Dexter Brown ’11

  • Visiting Instructor of Classics

Education

  • PhD, Yale University, Expected 2025
  • MPhil, Yale University, 2019
  • MA, Yale University, 2019
  • MAR, Yale Divinity School, 2013
  • BA, Oberlin College, 2011

Biography

Dexter Brown teaches broadly in the areas of Ancient Judaism, New Testament and early Christianity, and classics. His scholarship explores the little-known intersections of Ancient Judaism and Ancient Greek literature. It focuses on how ancient literary critics went about interpreting and commenting upon two authoritative texts, the Greek Torah and the Homeric epics.

His current project seeks to answer the following question: when and why did the idea of authorial intention become central to ancient literary criticism, both Homeric and Mosaic? The answer hinges on the discovery that Philo of Alexandria—the most prominent Grecophone Jewish scholar of antiquity—was far more indebted to the Homeric criticism of his time than has been recognized in previous studies. For both Homeric scholars and Alexandrian Jewish scholars like Philo, a startlingly new idea of literary criticism took hold around the first century CE: that nothing in an authoritative text could be said in vain or without purpose. Every word, every syllable, every omission must prove to be deliberate, beneficial, and replete with meaning. This intentionalist turn in ancient literary scholarship, shared between Homeric and Jewish scholars, had a decisive influence over the history of later criticism and theory.

■ **Records supplied**:
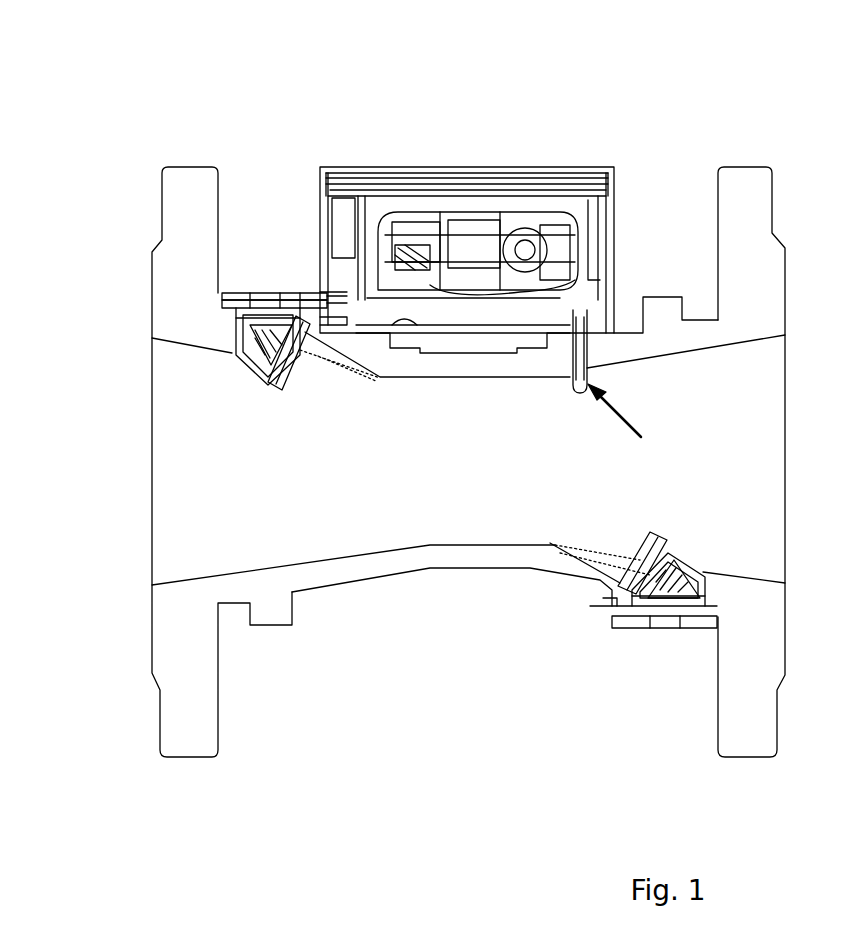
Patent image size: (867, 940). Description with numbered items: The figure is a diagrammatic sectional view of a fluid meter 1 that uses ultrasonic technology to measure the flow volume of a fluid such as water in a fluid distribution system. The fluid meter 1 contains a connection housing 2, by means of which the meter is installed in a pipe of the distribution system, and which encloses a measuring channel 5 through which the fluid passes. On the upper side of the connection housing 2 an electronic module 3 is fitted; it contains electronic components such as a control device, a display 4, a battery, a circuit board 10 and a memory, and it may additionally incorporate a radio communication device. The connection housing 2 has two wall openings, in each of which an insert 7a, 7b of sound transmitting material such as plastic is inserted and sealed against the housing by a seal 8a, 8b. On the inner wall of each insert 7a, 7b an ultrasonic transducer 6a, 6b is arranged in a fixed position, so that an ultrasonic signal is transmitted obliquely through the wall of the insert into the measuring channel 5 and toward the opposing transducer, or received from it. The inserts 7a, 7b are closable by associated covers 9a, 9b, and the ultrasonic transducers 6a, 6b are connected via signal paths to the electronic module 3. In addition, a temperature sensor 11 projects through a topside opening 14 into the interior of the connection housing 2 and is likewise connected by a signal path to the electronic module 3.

The fluid meter 1 is at (450, 43).
The connection housing 2 is at (175, 271).
The electronic module 3 is at (355, 185).
The display 4 is at (520, 167).
The measuring channel 5 is at (467, 462).
The ultrasonic transducer 6a is at (262, 355).
The ultrasonic transducer 6b is at (665, 585).
The insert 7a is at (265, 383).
The insert 7b is at (680, 553).
The seal 8a is at (238, 330).
The seal 8b is at (713, 593).
The cover 9a is at (275, 297).
The cover 9b is at (657, 630).
The circuit board 10 is at (572, 262).
The temperature sensor 11 is at (586, 352).
The topside opening 14 is at (631, 419).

■ **What is asked**:
1 > Transcribe the passage of the profile from "Dexter Brown teaches" up to and including "the Homeric epics.".
2 > List each degree in the profile's Education section together with the institution that awarded it.

■ **Replies**:
1 >
Dexter Brown teaches broadly in the areas of Ancient Judaism, New Testament and early Christianity, and classics. His scholarship explores the little-known intersections of Ancient Judaism and Ancient Greek literature. It focuses on how ancient literary critics went about interpreting and commenting upon two authoritative texts, the Greek Torah and the Homeric epics.

2 >
- PhD, Yale University
- MPhil, Yale University
- MA, Yale University
- MAR, Yale Divinity School
- BA, Oberlin College